* [SELECTED EXCERPT]
^^^^^^^^^^^^^^^^

Hair and beauty professionals developed creative means of serving their clients and customers. They offer hair products and DIY hair colour kits online. They also provide consultations by telephone, virtual tutorials, and life advice. The industry has been exploiting technology to keep in contact with clients. Some salons are considering the development of their line of products to sell nationwide and not just locally to increase revenue stream.
Rent a salon
Salon rental services increased due to the pandemic. People search for a salon for rent near me. Occupyd made salon rental easy by providing a space where people can browse for salons and treatment rooms that suit them online. One can rent a beauty room or a hairdressing chair.
Occupyd is a community-based service provider and has no hidden fees or charges. Instead, it provides flexible commercial space access for connecting consumers with space owners. The biggest challenge one has is matching their budget to the workspace they need and the reflection it has on your expertise, time, and skills. Occupyd is flexible and provides long-term commitment options. The online space has ensured the beauty industry’s bounce back from the pandemic effects with stylists and owners able to rent salons near them and provide services to their clients while acquiring new ones.

^^^^^^^^^^^^^^^^

Document structure recognition data

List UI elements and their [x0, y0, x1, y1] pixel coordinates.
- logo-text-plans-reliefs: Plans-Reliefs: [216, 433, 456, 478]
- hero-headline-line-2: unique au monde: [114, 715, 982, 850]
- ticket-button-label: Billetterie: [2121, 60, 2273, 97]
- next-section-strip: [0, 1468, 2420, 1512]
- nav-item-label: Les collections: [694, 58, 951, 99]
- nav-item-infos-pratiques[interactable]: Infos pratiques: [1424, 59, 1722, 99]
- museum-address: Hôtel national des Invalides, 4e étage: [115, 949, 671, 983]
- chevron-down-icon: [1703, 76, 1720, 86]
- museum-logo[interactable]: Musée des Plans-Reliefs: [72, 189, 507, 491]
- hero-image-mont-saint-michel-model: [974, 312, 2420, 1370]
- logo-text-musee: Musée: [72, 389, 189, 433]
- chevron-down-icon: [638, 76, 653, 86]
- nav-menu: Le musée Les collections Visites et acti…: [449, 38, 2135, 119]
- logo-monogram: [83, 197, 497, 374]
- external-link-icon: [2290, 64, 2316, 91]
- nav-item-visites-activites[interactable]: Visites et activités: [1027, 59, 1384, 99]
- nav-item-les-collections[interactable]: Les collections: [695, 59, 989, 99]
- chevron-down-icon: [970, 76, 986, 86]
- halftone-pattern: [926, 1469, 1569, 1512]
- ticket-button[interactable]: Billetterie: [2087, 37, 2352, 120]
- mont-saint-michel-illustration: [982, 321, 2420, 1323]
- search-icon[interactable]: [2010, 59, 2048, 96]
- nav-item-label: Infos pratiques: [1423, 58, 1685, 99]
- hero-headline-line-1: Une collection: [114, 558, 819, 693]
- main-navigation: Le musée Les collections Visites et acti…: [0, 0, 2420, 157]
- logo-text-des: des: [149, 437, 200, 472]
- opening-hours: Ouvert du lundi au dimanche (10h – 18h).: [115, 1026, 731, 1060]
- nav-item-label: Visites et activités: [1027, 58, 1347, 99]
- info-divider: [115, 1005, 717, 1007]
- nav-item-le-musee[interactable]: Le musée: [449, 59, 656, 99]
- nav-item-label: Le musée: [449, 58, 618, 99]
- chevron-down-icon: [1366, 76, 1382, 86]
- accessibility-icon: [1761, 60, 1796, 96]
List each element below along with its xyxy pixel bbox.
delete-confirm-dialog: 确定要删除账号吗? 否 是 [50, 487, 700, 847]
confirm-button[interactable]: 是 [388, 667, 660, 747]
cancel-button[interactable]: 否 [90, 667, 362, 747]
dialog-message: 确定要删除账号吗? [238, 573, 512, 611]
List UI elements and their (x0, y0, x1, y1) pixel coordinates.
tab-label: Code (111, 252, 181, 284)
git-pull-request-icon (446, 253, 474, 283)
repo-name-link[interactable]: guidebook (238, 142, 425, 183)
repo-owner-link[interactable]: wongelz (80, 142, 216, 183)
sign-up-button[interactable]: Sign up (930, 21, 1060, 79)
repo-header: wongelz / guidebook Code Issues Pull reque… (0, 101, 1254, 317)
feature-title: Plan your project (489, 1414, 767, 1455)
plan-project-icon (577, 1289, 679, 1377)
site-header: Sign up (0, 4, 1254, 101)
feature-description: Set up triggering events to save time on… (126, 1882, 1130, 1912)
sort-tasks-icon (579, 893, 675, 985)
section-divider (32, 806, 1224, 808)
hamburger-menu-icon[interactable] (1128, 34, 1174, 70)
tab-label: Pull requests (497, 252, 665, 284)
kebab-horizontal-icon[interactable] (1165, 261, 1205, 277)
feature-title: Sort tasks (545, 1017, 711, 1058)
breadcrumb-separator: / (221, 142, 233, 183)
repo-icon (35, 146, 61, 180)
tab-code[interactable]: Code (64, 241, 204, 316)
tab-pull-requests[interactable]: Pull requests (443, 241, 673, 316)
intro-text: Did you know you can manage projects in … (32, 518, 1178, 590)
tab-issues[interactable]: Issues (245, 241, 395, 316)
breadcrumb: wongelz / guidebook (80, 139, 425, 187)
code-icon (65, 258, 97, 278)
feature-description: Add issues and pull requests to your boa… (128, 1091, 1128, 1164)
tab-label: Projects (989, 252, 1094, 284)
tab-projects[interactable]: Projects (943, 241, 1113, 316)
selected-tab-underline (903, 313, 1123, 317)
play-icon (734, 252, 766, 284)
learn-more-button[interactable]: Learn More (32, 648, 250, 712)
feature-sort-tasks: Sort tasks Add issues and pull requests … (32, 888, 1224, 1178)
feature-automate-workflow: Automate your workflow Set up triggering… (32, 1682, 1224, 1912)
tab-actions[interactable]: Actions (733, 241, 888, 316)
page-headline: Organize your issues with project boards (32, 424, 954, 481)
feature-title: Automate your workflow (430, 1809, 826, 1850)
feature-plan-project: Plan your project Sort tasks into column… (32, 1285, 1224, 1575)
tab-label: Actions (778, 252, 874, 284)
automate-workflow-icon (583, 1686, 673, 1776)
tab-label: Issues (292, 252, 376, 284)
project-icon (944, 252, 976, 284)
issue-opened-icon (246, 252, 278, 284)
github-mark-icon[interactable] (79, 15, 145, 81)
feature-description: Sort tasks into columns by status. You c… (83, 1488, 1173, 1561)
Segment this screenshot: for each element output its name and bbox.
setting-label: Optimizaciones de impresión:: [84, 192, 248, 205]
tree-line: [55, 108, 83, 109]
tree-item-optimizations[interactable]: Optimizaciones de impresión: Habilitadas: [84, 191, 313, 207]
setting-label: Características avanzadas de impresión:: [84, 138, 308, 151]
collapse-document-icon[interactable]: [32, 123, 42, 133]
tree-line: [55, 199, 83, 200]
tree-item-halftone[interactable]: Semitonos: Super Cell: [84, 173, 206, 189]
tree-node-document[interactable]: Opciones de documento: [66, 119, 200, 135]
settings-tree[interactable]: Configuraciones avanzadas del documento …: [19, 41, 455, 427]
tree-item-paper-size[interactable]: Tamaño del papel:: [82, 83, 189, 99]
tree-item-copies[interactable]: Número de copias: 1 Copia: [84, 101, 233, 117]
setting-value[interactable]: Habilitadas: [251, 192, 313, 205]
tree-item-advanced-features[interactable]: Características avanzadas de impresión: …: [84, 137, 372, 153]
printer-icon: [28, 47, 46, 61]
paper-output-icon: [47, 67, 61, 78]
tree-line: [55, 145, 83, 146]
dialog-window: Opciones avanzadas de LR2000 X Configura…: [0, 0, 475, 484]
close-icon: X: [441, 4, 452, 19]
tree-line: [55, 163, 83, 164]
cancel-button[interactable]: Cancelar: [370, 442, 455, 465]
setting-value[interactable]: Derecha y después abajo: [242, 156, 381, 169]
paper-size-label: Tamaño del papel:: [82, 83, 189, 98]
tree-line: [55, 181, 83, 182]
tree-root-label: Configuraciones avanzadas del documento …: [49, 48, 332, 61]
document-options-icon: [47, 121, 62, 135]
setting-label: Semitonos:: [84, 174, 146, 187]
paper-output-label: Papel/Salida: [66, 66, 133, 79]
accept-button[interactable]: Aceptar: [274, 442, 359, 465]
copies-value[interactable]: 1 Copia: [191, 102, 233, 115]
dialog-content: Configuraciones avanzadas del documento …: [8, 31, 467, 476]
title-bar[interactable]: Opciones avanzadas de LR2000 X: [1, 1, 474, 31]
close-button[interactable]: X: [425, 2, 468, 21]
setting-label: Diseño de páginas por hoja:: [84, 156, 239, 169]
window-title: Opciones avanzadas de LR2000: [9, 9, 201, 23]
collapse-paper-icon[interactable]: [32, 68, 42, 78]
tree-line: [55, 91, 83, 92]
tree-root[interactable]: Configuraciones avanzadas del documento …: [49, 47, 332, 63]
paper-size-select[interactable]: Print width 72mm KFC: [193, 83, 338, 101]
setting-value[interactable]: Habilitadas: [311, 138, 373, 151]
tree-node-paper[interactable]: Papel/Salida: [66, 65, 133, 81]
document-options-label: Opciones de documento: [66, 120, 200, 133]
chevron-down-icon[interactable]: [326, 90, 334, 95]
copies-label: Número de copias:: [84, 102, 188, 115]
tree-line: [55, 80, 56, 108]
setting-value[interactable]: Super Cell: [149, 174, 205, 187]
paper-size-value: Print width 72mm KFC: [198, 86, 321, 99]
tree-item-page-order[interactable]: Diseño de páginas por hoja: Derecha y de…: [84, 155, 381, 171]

^^^^^^^^^^^^^^^^

* [ABOUT THIS TASK] In the text on the hair and beauty industry, copy everything from "Hair and beauty" down to "increase revenue stream." and swap "clients" for "patrons".

* [RESPONSE TO THE TASK]
Hair and beauty professionals developed creative means of serving their patrons and customers. They offer hair products and DIY hair colour kits online. They also provide consultations by telephone, virtual tutorials, and life advice. The industry has been exploiting technology to keep in contact with patrons. Some salons are considering the development of their line of products to sell nationwide and not just locally to increase revenue stream.